* Your instructions
For this exercise, reproduce the records exactly as they stand and do not carry any images over.

* Data provided

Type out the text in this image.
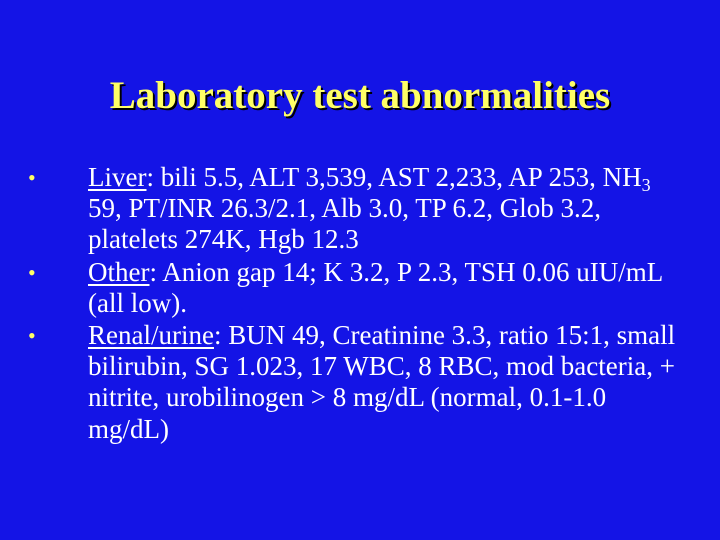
Laboratory test abnormalities
• Liver: bili 5.5, ALT 3,539, AST 2,233, AP 253, $NH_3$ 59, PT/INR 26.3/2.1, Alb 3.0, TP 6.2, Glob 3.2, platelets 274K, Hgb 12.3
• Other: Anion gap 14; K 3.2, P 2.3, TSH 0.06 uIU/mL (all low).
• Renal/urine: BUN 49, Creatinine 3.3, ratio 15:1, small bilirubin, SG 1.023, 17 WBC, 8 RBC, mod bacteria, + nitrite, urobilinogen > 8 mg/dL (normal, 0.1-1.0 mg/dL)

* Response for this exercise
Type out the text in this image.
Laboratory test abnormalities
• Liver: bili 5.5, ALT 3,539, AST 2,233, AP 253, $NH_3$ 59, PT/INR 26.3/2.1, Alb 3.0, TP 6.2, Glob 3.2, platelets 274K, Hgb 12.3
• Other: Anion gap 14; K 3.2, P 2.3, TSH 0.06 uIU/mL (all low).
• Renal/urine: BUN 49, Creatinine 3.3, ratio 15:1, small bilirubin, SG 1.023, 17 WBC, 8 RBC, mod bacteria, + nitrite, urobilinogen > 8 mg/dL (normal, 0.1-1.0 mg/dL)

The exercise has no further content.